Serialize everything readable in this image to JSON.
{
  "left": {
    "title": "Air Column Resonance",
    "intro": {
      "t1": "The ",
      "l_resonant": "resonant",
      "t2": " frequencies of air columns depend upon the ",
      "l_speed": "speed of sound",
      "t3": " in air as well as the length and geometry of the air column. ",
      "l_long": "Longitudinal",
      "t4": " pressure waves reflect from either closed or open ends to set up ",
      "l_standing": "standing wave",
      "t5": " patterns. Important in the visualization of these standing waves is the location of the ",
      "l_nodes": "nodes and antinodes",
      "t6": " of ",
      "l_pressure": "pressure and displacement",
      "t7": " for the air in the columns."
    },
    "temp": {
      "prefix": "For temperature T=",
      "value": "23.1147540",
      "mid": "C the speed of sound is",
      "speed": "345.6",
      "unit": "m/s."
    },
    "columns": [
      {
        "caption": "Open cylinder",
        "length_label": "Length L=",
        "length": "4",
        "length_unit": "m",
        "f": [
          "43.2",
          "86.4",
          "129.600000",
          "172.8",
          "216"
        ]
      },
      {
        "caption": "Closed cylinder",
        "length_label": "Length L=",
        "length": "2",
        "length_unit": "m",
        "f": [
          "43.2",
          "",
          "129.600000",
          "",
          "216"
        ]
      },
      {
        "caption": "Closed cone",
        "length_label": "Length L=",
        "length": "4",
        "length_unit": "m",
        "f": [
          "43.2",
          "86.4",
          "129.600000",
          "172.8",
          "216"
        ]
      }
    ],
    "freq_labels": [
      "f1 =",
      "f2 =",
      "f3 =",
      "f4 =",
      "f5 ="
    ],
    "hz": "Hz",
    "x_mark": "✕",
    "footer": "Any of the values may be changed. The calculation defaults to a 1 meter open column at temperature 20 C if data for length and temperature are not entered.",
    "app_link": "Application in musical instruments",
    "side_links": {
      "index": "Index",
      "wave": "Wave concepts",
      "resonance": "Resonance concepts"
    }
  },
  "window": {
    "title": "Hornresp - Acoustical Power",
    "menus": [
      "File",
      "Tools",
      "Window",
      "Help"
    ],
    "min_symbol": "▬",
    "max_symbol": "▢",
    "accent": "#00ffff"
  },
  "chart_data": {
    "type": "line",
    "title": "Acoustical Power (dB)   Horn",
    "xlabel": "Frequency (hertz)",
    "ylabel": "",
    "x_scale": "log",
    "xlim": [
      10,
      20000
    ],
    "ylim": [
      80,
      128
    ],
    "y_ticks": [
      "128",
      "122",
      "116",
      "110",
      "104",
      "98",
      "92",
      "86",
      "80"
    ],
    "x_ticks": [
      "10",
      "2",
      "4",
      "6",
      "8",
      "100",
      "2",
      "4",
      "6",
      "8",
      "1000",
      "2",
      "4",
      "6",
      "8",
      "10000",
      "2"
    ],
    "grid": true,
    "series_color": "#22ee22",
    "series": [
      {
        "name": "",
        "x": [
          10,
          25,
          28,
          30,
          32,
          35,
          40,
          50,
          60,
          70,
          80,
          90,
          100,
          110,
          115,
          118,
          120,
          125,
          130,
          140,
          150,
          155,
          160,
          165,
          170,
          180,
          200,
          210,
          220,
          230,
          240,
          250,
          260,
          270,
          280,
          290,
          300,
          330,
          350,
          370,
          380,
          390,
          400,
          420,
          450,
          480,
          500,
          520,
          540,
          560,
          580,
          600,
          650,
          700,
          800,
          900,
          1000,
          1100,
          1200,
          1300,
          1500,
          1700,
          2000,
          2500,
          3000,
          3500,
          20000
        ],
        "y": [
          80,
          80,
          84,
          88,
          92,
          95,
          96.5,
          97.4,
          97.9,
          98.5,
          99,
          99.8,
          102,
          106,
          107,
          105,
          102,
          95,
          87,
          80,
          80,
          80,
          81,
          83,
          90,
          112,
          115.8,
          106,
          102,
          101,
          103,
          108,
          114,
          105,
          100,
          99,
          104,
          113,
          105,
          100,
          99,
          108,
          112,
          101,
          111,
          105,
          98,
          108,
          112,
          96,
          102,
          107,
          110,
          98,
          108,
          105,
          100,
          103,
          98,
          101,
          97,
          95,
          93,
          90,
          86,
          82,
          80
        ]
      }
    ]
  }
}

□ □ □ □ □ □ □

## REQUIREMENTS
Show the data once more, exactly as it was written.

## RESULT BELOW
Serialize everything readable in this image to JSON.
{
  "left": {
    "title": "Air Column Resonance",
    "intro": {
      "t1": "The ",
      "l_resonant": "resonant",
      "t2": " frequencies of air columns depend upon the ",
      "l_speed": "speed of sound",
      "t3": " in air as well as the length and geometry of the air column. ",
      "l_long": "Longitudinal",
      "t4": " pressure waves reflect from either closed or open ends to set up ",
      "l_standing": "standing wave",
      "t5": " patterns. Important in the visualization of these standing waves is the location of the ",
      "l_nodes": "nodes and antinodes",
      "t6": " of ",
      "l_pressure": "pressure and displacement",
      "t7": " for the air in the columns."
    },
    "temp": {
      "prefix": "For temperature T=",
      "value": "23.1147540",
      "mid": "C the speed of sound is",
      "speed": "345.6",
      "unit": "m/s."
    },
    "columns": [
      {
        "caption": "Open cylinder",
        "length_label": "Length L=",
        "length": "4",
        "length_unit": "m",
        "f": [
          "43.2",
          "86.4",
          "129.600000",
          "172.8",
          "216"
        ]
      },
      {
        "caption": "Closed cylinder",
        "length_label": "Length L=",
        "length": "2",
        "length_unit": "m",
        "f": [
          "43.2",
          "",
          "129.600000",
          "",
          "216"
        ]
      },
      {
        "caption": "Closed cone",
        "length_label": "Length L=",
        "length": "4",
        "length_unit": "m",
        "f": [
          "43.2",
          "86.4",
          "129.600000",
          "172.8",
          "216"
        ]
      }
    ],
    "freq_labels": [
      "f1 =",
      "f2 =",
      "f3 =",
      "f4 =",
      "f5 ="
    ],
    "hz": "Hz",
    "x_mark": "✕",
    "footer": "Any of the values may be changed. The calculation defaults to a 1 meter open column at temperature 20 C if data for length and temperature are not entered.",
    "app_link": "Application in musical instruments",
    "side_links": {
      "index": "Index",
      "wave": "Wave concepts",
      "resonance": "Resonance concepts"
    }
  },
  "window": {
    "title": "Hornresp - Acoustical Power",
    "menus": [
      "File",
      "Tools",
      "Window",
      "Help"
    ],
    "min_symbol": "▬",
    "max_symbol": "▢",
    "accent": "#00ffff"
  },
  "chart_data": {
    "type": "line",
    "title": "Acoustical Power (dB)   Horn",
    "xlabel": "Frequency (hertz)",
    "ylabel": "",
    "x_scale": "log",
    "xlim": [
      10,
      20000
    ],
    "ylim": [
      80,
      128
    ],
    "y_ticks": [
      "128",
      "122",
      "116",
      "110",
      "104",
      "98",
      "92",
      "86",
      "80"
    ],
    "x_ticks": [
      "10",
      "2",
      "4",
      "6",
      "8",
      "100",
      "2",
      "4",
      "6",
      "8",
      "1000",
      "2",
      "4",
      "6",
      "8",
      "10000",
      "2"
    ],
    "grid": true,
    "series_color": "#22ee22",
    "series": [
      {
        "name": "",
        "x": [
          10,
          25,
          28,
          30,
          32,
          35,
          40,
          50,
          60,
          70,
          80,
          90,
          100,
          110,
          115,
          118,
          120,
          125,
          130,
          140,
          150,
          155,
          160,
          165,
          170,
          180,
          200,
          210,
          220,
          230,
          240,
          250,
          260,
          270,
          280,
          290,
          300,
          330,
          350,
          370,
          380,
          390,
          400,
          420,
          450,
          480,
          500,
          520,
          540,
          560,
          580,
          600,
          650,
          700,
          800,
          900,
          1000,
          1100,
          1200,
          1300,
          1500,
          1700,
          2000,
          2500,
          3000,
          3500,
          20000
        ],
        "y": [
          80,
          80,
          84,
          88,
          92,
          95,
          96.5,
          97.4,
          97.9,
          98.5,
          99,
          99.8,
          102,
          106,
          107,
          105,
          102,
          95,
          87,
          80,
          80,
          80,
          81,
          83,
          90,
          112,
          115.8,
          106,
          102,
          101,
          103,
          108,
          114,
          105,
          100,
          99,
          104,
          113,
          105,
          100,
          99,
          108,
          112,
          101,
          111,
          105,
          98,
          108,
          112,
          96,
          102,
          107,
          110,
          98,
          108,
          105,
          100,
          103,
          98,
          101,
          97,
          95,
          93,
          90,
          86,
          82,
          80
        ]
      }
    ]
  }
}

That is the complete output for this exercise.